### GOAL
State how many lines in the records hold the word "name", giving the number and no other text.

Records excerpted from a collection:
┄┄┄┄┄┄

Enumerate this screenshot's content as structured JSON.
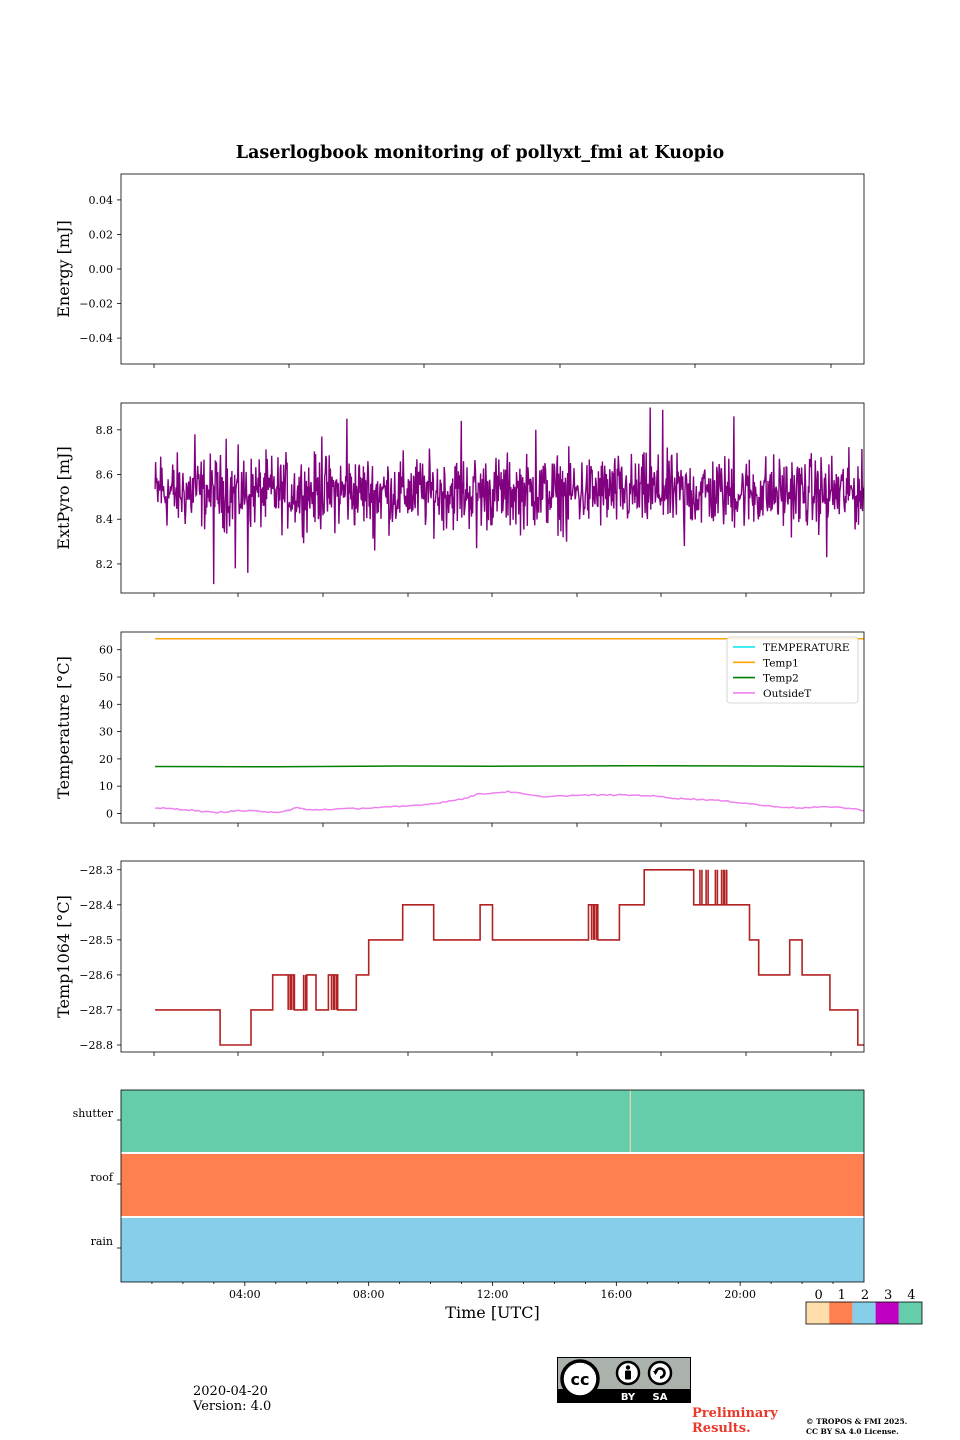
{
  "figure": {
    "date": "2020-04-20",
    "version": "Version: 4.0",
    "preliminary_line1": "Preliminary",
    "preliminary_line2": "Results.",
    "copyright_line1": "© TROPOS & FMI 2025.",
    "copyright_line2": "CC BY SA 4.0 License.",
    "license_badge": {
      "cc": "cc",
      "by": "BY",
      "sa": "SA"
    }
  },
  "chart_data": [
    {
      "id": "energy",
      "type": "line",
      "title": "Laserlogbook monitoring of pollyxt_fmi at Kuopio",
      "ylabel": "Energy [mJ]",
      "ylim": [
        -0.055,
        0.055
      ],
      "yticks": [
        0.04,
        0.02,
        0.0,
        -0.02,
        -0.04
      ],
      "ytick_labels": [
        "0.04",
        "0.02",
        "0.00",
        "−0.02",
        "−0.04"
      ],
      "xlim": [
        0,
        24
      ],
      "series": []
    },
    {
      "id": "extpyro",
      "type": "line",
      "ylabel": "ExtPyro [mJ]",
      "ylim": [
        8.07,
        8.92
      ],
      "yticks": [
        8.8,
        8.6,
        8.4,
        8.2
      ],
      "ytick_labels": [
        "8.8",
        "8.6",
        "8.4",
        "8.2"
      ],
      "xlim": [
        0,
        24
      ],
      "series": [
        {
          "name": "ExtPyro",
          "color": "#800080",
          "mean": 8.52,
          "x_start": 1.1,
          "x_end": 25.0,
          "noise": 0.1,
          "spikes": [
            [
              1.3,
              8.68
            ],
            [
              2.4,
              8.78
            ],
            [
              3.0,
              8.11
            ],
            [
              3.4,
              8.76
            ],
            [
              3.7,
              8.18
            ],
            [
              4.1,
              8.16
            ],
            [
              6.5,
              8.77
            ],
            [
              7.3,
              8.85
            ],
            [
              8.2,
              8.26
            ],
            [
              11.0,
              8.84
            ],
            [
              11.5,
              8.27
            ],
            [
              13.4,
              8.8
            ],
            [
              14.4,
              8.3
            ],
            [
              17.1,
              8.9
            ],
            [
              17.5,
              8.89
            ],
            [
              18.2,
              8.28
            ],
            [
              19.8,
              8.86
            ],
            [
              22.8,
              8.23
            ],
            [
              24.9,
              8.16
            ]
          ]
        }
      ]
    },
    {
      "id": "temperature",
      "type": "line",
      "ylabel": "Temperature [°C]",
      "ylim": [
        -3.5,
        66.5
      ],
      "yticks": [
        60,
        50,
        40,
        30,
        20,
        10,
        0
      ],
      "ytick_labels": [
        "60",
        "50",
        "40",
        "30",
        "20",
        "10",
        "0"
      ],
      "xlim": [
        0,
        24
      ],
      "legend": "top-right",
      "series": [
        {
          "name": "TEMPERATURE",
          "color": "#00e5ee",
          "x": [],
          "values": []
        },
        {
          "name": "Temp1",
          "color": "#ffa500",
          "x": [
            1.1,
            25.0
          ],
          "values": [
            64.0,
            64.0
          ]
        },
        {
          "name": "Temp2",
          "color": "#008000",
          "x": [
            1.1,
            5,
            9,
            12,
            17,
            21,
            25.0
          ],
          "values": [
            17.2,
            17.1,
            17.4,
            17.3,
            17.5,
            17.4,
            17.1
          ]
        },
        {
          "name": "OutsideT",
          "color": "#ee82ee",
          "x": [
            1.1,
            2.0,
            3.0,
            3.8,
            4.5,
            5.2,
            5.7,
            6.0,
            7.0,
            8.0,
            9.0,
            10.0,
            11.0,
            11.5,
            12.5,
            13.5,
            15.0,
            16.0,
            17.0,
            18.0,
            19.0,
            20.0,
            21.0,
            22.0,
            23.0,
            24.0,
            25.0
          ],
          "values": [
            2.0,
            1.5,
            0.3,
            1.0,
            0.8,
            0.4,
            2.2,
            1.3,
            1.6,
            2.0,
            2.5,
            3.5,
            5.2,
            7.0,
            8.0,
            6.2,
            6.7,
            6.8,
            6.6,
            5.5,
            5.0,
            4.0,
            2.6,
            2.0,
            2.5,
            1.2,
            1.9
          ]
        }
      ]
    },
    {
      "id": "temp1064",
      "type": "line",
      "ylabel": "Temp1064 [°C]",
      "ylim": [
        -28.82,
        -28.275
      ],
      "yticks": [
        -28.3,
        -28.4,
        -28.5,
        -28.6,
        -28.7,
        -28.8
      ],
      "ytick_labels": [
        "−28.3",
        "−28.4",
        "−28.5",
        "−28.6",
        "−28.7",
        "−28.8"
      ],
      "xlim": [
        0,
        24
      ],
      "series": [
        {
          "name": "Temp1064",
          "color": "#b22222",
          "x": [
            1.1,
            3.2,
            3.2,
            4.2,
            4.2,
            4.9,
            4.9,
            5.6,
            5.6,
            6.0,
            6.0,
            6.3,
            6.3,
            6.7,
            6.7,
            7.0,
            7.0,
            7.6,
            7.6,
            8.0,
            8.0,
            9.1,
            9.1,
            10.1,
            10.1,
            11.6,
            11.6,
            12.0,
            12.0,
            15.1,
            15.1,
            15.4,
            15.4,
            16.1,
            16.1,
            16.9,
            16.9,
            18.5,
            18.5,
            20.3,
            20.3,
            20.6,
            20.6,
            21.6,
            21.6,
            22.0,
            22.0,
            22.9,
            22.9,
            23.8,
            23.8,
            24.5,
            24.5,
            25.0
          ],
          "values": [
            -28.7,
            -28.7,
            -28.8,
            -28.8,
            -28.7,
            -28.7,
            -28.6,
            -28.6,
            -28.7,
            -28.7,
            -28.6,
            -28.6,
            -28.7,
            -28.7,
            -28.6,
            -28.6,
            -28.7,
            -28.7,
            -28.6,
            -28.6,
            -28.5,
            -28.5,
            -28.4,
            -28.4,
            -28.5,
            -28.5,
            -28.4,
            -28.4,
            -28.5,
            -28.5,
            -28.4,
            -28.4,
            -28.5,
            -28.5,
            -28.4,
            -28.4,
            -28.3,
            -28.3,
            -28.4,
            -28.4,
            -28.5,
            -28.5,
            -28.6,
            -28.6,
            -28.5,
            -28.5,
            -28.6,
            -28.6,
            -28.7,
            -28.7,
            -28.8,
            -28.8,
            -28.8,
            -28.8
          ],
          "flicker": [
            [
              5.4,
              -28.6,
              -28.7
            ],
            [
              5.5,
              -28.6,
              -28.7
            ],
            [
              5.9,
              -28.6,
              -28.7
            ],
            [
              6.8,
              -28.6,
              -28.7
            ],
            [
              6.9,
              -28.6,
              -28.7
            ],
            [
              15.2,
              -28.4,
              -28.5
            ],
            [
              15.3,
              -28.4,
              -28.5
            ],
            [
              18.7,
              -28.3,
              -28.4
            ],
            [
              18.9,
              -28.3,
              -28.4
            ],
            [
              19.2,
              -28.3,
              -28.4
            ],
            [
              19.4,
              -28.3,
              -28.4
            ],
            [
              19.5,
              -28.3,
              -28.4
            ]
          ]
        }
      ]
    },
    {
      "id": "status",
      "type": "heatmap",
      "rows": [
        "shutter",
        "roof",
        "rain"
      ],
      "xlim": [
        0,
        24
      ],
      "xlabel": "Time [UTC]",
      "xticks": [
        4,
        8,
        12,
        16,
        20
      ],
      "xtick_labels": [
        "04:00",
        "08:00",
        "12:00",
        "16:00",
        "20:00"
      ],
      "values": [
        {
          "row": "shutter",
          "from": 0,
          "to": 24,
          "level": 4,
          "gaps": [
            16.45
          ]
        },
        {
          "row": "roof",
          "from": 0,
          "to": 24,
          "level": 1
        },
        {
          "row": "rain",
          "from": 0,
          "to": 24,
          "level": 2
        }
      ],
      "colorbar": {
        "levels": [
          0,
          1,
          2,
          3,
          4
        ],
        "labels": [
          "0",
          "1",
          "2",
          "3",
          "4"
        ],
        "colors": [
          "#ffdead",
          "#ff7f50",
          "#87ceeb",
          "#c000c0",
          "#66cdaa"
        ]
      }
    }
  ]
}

┄┄┄┄┄┄

### EXERCISE RESPONSE
6